**OBJECTIVE**
Word for word, set down the records and skip each picture.

====

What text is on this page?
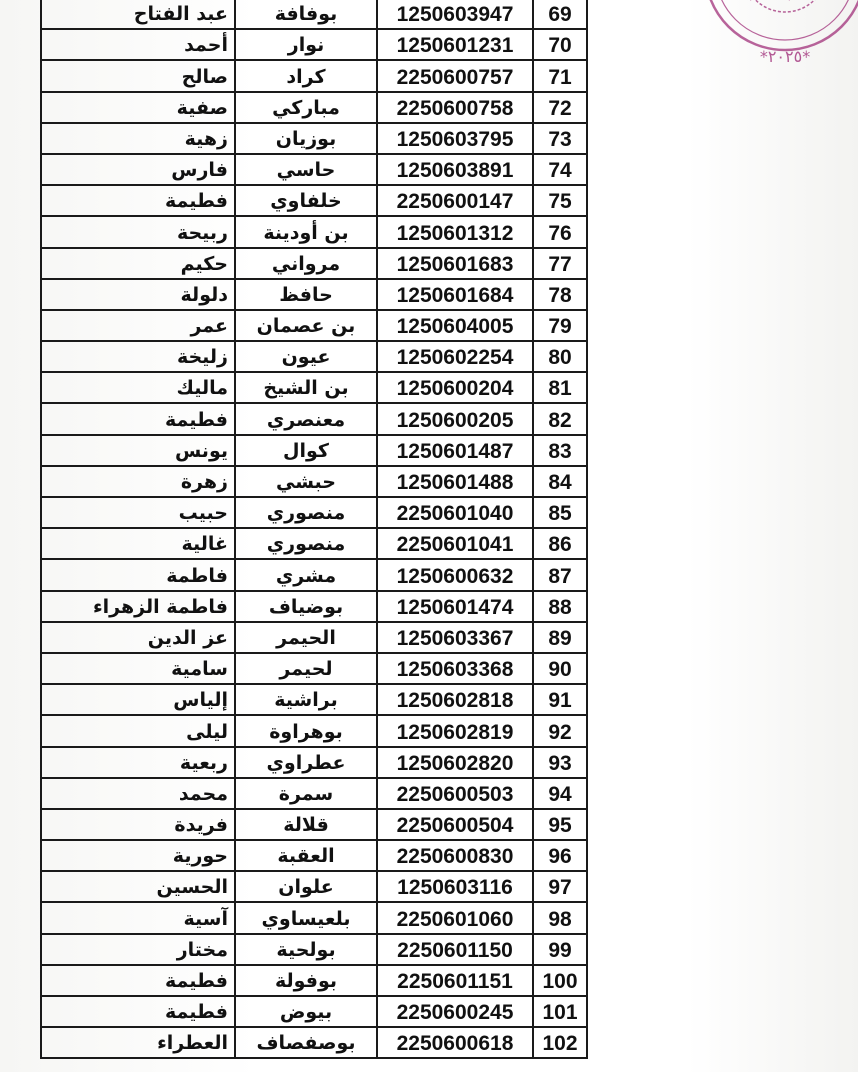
*٢٠٢٥*
عبد الفتاح	بوفافة	1250603947	69
أحمد	نوار	1250601231	70
صالح	كراد	2250600757	71
صفية	مباركي	2250600758	72
زهية	بوزيان	1250603795	73
فارس	حاسي	1250603891	74
فطيمة	خلفاوي	2250600147	75
ربيحة	بن أودينة	1250601312	76
حكيم	مرواني	1250601683	77
دلولة	حافظ	1250601684	78
عمر	بن عصمان	1250604005	79
زليخة	عيون	1250602254	80
ماليك	بن الشيخ	1250600204	81
فطيمة	معنصري	1250600205	82
يونس	كوال	1250601487	83
زهرة	حبشي	1250601488	84
حبيب	منصوري	2250601040	85
غالية	منصوري	2250601041	86
فاطمة	مشري	1250600632	87
فاطمة الزهراء	بوضياف	1250601474	88
عز الدين	الحيمر	1250603367	89
سامية	لحيمر	1250603368	90
إلياس	براشية	1250602818	91
ليلى	بوهراوة	1250602819	92
ربعية	عطراوي	1250602820	93
محمد	سمرة	2250600503	94
فريدة	قلالة	2250600504	95
حورية	العقبة	2250600830	96
الحسين	علوان	1250603116	97
آسية	بلعيساوي	2250601060	98
مختار	بولحية	2250601150	99
فطيمة	بوفولة	2250601151	100
فطيمة	بيوض	2250600245	101
العطراء	بوصفصاف	2250600618	102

====

**SOLUTION FOR THIS PROBLEM**
What text is on this page?
*٢٠٢٥*
عبد الفتاح	بوفافة	1250603947	69
أحمد	نوار	1250601231	70
صالح	كراد	2250600757	71
صفية	مباركي	2250600758	72
زهية	بوزيان	1250603795	73
فارس	حاسي	1250603891	74
فطيمة	خلفاوي	2250600147	75
ربيحة	بن أودينة	1250601312	76
حكيم	مرواني	1250601683	77
دلولة	حافظ	1250601684	78
عمر	بن عصمان	1250604005	79
زليخة	عيون	1250602254	80
ماليك	بن الشيخ	1250600204	81
فطيمة	معنصري	1250600205	82
يونس	كوال	1250601487	83
زهرة	حبشي	1250601488	84
حبيب	منصوري	2250601040	85
غالية	منصوري	2250601041	86
فاطمة	مشري	1250600632	87
فاطمة الزهراء	بوضياف	1250601474	88
عز الدين	الحيمر	1250603367	89
سامية	لحيمر	1250603368	90
إلياس	براشية	1250602818	91
ليلى	بوهراوة	1250602819	92
ربعية	عطراوي	1250602820	93
محمد	سمرة	2250600503	94
فريدة	قلالة	2250600504	95
حورية	العقبة	2250600830	96
الحسين	علوان	1250603116	97
آسية	بلعيساوي	2250601060	98
مختار	بولحية	2250601150	99
فطيمة	بوفولة	2250601151	100
فطيمة	بيوض	2250600245	101
العطراء	بوصفصاف	2250600618	102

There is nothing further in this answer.